» WHAT TO WORK ON
Write out the full listing exactly as given, minus the images.

» DATA FOR THE TASK
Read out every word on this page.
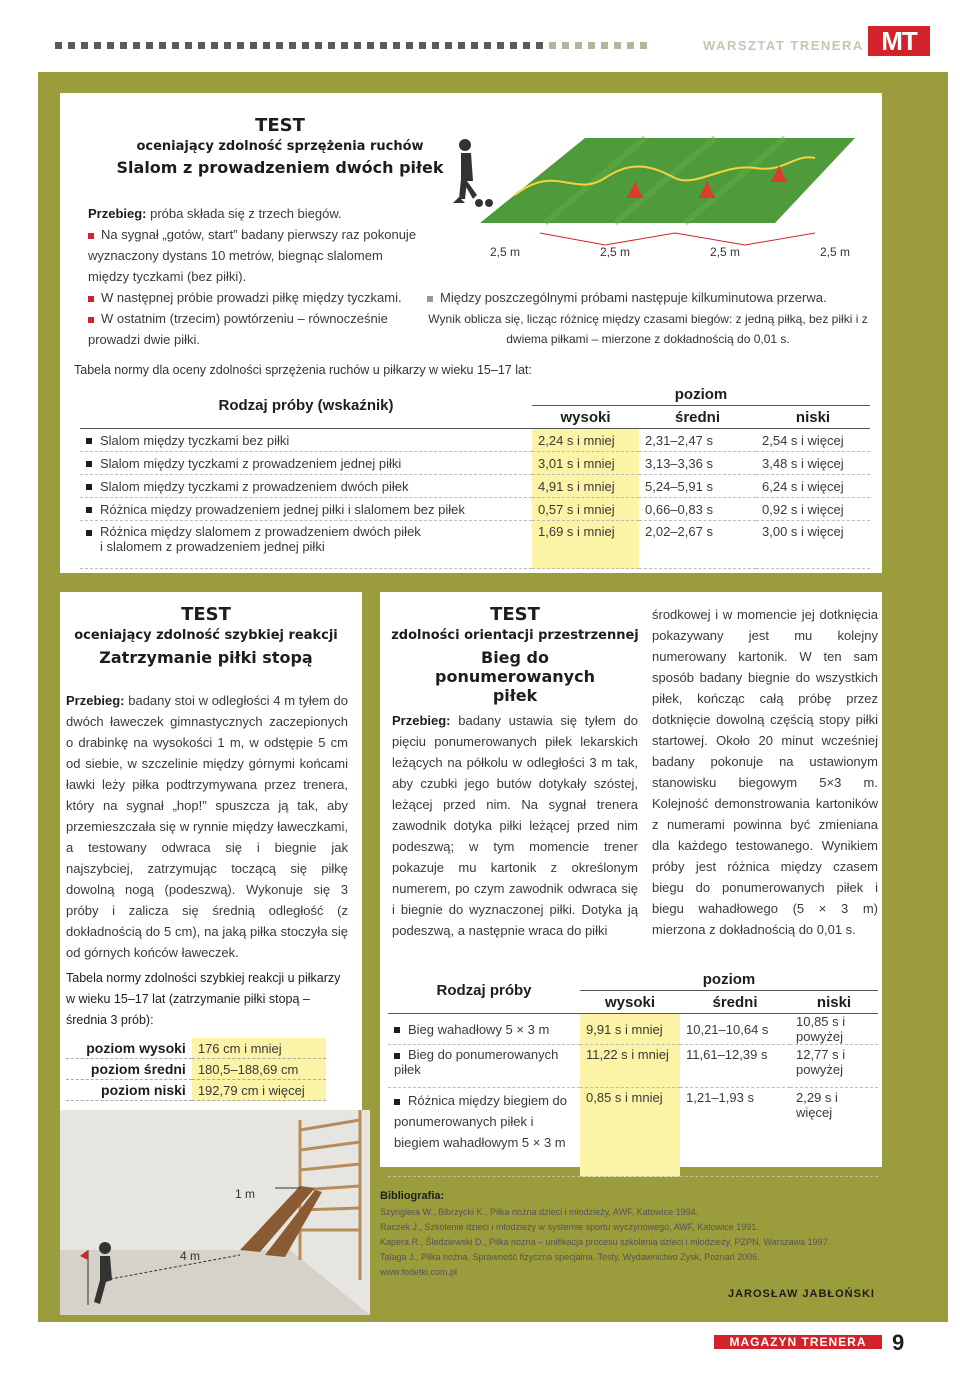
WARSZTAT TRENERA MT
TEST
oceniający zdolność sprzężenia ruchów
Slalom z prowadzeniem dwóch piłek
Przebieg: próba składa się z trzech biegów.
Na sygnał „gotów, start” badany pierwszy raz pokonuje wyznaczony dystans 10 metrów, biegnąc slalomem między tyczkami (bez piłki).
W następnej próbie prowadzi piłkę między tyczkami.
W ostatnim (trzecim) powtórzeniu – równocześnie prowadzi dwie piłki.
2,5 m	2,5 m	2,5 m	2,5 m
Między poszczególnymi próbami następuje kilkuminutowa przerwa.
Wynik oblicza się, licząc różnicę między czasami biegów: z jedną piłką, bez piłki i z dwiema piłkami – mierzone z dokładnością do 0,01 s.
Tabela normy dla oceny zdolności sprzężenia ruchów u piłkarzy w wieku 15–17 lat:
Rodzaj próby (wskaźnik)	poziom		
	wysoki	średni	niski
Slalom między tyczkami bez piłki	2,24 s i mniej	2,31–2,47 s	2,54 s i więcej
Slalom między tyczkami z prowadzeniem jednej piłki	3,01 s i mniej	3,13–3,36 s	3,48 s i więcej
Slalom między tyczkami z prowadzeniem dwóch piłek	4,91 s i mniej	5,24–5,91 s	6,24 s i więcej
Różnica między prowadzeniem jednej piłki i slalomem bez piłek	0,57 s i mniej	0,66–0,83 s	0,92 s i więcej
Różnica między slalomem z prowadzeniem dwóch piłek
i slalomem z prowadzeniem jednej piłki	1,69 s i mniej	2,02–2,67 s	3,00 s i więcej
TEST
oceniający zdolność szybkiej reakcji
Zatrzymanie piłki stopą
Przebieg: badany stoi w odległości 4 m tyłem do dwóch ławeczek gimnastycznych zaczepionych o drabinkę na wysokości 1 m, w odstępie 5 cm od siebie, w szczelinie między górnymi końcami ławki leży piłka podtrzymywana przez trenera, który na sygnał „hop!” spuszcza ją tak, aby przemieszczała się w rynnie między ławeczkami, a testowany odwraca się i biegnie jak najszybciej, zatrzymując toczącą się piłkę dowolną nogą (podeszwą). Wykonuje się 3 próby i zalicza się średnią odległość (z dokładnością do 5 cm), na jaką piłka stoczyła się od górnych końców ławeczek.
Tabela normy zdolności szybkiej reakcji u piłkarzy w wieku 15–17 lat (zatrzymanie piłki stopą – średnia 3 prób):
poziom wysoki	176 cm i mniej
poziom średni	180,5–188,69 cm
poziom niski	192,79 cm i więcej
1 m
4 m
TEST
zdolności orientacji przestrzennej
Bieg do ponumerowanych piłek
Przebieg: badany ustawia się tyłem do pięciu ponumerowanych piłek lekarskich leżących na półkolu w odległości 3 m tak, aby czubki jego butów dotykały szóstej, leżącej przed nim. Na sygnał trenera zawodnik dotyka piłki leżącej przed nim podeszwą; w tym momencie trener pokazuje mu kartonik z określonym numerem, po czym zawodnik odwraca się i biegnie do wyznaczonej piłki. Dotyka ją podeszwą, a następnie wraca do piłki
środkowej i w momencie jej dotknięcia pokazywany jest mu kolejny numerowany kartonik. W ten sam sposób badany biegnie do wszystkich piłek, kończąc całą próbę przez dotknięcie dowolną częścią stopy piłki startowej. Około 20 minut wcześniej badany pokonuje na ustawionym stanowisku biegowym 5×3 m. Kolejność demonstrowania kartoników z numerami powinna być zmieniana dla każdego testowanego. Wynikiem próby jest różnica między czasem biegu do ponumerowanych piłek i biegu wahadłowego (5 × 3 m) mierzona z dokładnością do 0,01 s.
Rodzaj próby	poziom		
	wysoki	średni	niski
Bieg wahadłowy 5 × 3 m	9,91 s i mniej	10,21–10,64 s	10,85 s i powyżej
Bieg do ponumerowanych piłek	11,22 s i mniej	11,61–12,39 s	12,77 s i powyżej
Różnica między biegiem do ponumerowanych piłek i biegiem wahadłowym 5 × 3 m	0,85 s i mniej	1,21–1,93 s	2,29 s i więcej
Bibliografia:
Szyngiera W., Bibrzycki K., Piłka nożna dzieci i młodzieży, AWF, Katowice 1994.
Raczek J., Szkolenie dzieci i młodzieży w systemie sportu wyczynowego, AWF, Katowice 1991.
Kapera R., Śledziewski D., Piłka nożna – unifikacja procesu szkolenia dzieci i młodzieży, PZPN, Warszawa 1997.
Talaga J., Piłka nożna. Sprawność fizyczna specjalna. Testy, Wydawnictwo Zysk, Poznań 2006.
www.fodetki.com.pl
JAROSŁAW JABŁOŃSKI
MAGAZYN TRENERA	9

» OUTPUT OF THE TASK
Read out every word on this page.
WARSZTAT TRENERA MT
TEST
oceniający zdolność sprzężenia ruchów
Slalom z prowadzeniem dwóch piłek
Przebieg: próba składa się z trzech biegów.
Na sygnał „gotów, start” badany pierwszy raz pokonuje wyznaczony dystans 10 metrów, biegnąc slalomem między tyczkami (bez piłki).
W następnej próbie prowadzi piłkę między tyczkami.
W ostatnim (trzecim) powtórzeniu – równocześnie prowadzi dwie piłki.
2,5 m	2,5 m	2,5 m	2,5 m
Między poszczególnymi próbami następuje kilkuminutowa przerwa.
Wynik oblicza się, licząc różnicę między czasami biegów: z jedną piłką, bez piłki i z dwiema piłkami – mierzone z dokładnością do 0,01 s.
Tabela normy dla oceny zdolności sprzężenia ruchów u piłkarzy w wieku 15–17 lat:
Rodzaj próby (wskaźnik)	poziom		
	wysoki	średni	niski
Slalom między tyczkami bez piłki	2,24 s i mniej	2,31–2,47 s	2,54 s i więcej
Slalom między tyczkami z prowadzeniem jednej piłki	3,01 s i mniej	3,13–3,36 s	3,48 s i więcej
Slalom między tyczkami z prowadzeniem dwóch piłek	4,91 s i mniej	5,24–5,91 s	6,24 s i więcej
Różnica między prowadzeniem jednej piłki i slalomem bez piłek	0,57 s i mniej	0,66–0,83 s	0,92 s i więcej
Różnica między slalomem z prowadzeniem dwóch piłek
i slalomem z prowadzeniem jednej piłki	1,69 s i mniej	2,02–2,67 s	3,00 s i więcej
TEST
oceniający zdolność szybkiej reakcji
Zatrzymanie piłki stopą
Przebieg: badany stoi w odległości 4 m tyłem do dwóch ławeczek gimnastycznych zaczepionych o drabinkę na wysokości 1 m, w odstępie 5 cm od siebie, w szczelinie między górnymi końcami ławki leży piłka podtrzymywana przez trenera, który na sygnał „hop!” spuszcza ją tak, aby przemieszczała się w rynnie między ławeczkami, a testowany odwraca się i biegnie jak najszybciej, zatrzymując toczącą się piłkę dowolną nogą (podeszwą). Wykonuje się 3 próby i zalicza się średnią odległość (z dokładnością do 5 cm), na jaką piłka stoczyła się od górnych końców ławeczek.
Tabela normy zdolności szybkiej reakcji u piłkarzy w wieku 15–17 lat (zatrzymanie piłki stopą – średnia 3 prób):
poziom wysoki	176 cm i mniej
poziom średni	180,5–188,69 cm
poziom niski	192,79 cm i więcej
1 m
4 m
TEST
zdolności orientacji przestrzennej
Bieg do ponumerowanych piłek
Przebieg: badany ustawia się tyłem do pięciu ponumerowanych piłek lekarskich leżących na półkolu w odległości 3 m tak, aby czubki jego butów dotykały szóstej, leżącej przed nim. Na sygnał trenera zawodnik dotyka piłki leżącej przed nim podeszwą; w tym momencie trener pokazuje mu kartonik z określonym numerem, po czym zawodnik odwraca się i biegnie do wyznaczonej piłki. Dotyka ją podeszwą, a następnie wraca do piłki
środkowej i w momencie jej dotknięcia pokazywany jest mu kolejny numerowany kartonik. W ten sam sposób badany biegnie do wszystkich piłek, kończąc całą próbę przez dotknięcie dowolną częścią stopy piłki startowej. Około 20 minut wcześniej badany pokonuje na ustawionym stanowisku biegowym 5×3 m. Kolejność demonstrowania kartoników z numerami powinna być zmieniana dla każdego testowanego. Wynikiem próby jest różnica między czasem biegu do ponumerowanych piłek i biegu wahadłowego (5 × 3 m) mierzona z dokładnością do 0,01 s.
Rodzaj próby	poziom		
	wysoki	średni	niski
Bieg wahadłowy 5 × 3 m	9,91 s i mniej	10,21–10,64 s	10,85 s i powyżej
Bieg do ponumerowanych piłek	11,22 s i mniej	11,61–12,39 s	12,77 s i powyżej
Różnica między biegiem do ponumerowanych piłek i biegiem wahadłowym 5 × 3 m	0,85 s i mniej	1,21–1,93 s	2,29 s i więcej
Bibliografia:
Szyngiera W., Bibrzycki K., Piłka nożna dzieci i młodzieży, AWF, Katowice 1994.
Raczek J., Szkolenie dzieci i młodzieży w systemie sportu wyczynowego, AWF, Katowice 1991.
Kapera R., Śledziewski D., Piłka nożna – unifikacja procesu szkolenia dzieci i młodzieży, PZPN, Warszawa 1997.
Talaga J., Piłka nożna. Sprawność fizyczna specjalna. Testy, Wydawnictwo Zysk, Poznań 2006.
www.fodetki.com.pl
JAROSŁAW JABŁOŃSKI
MAGAZYN TRENERA	9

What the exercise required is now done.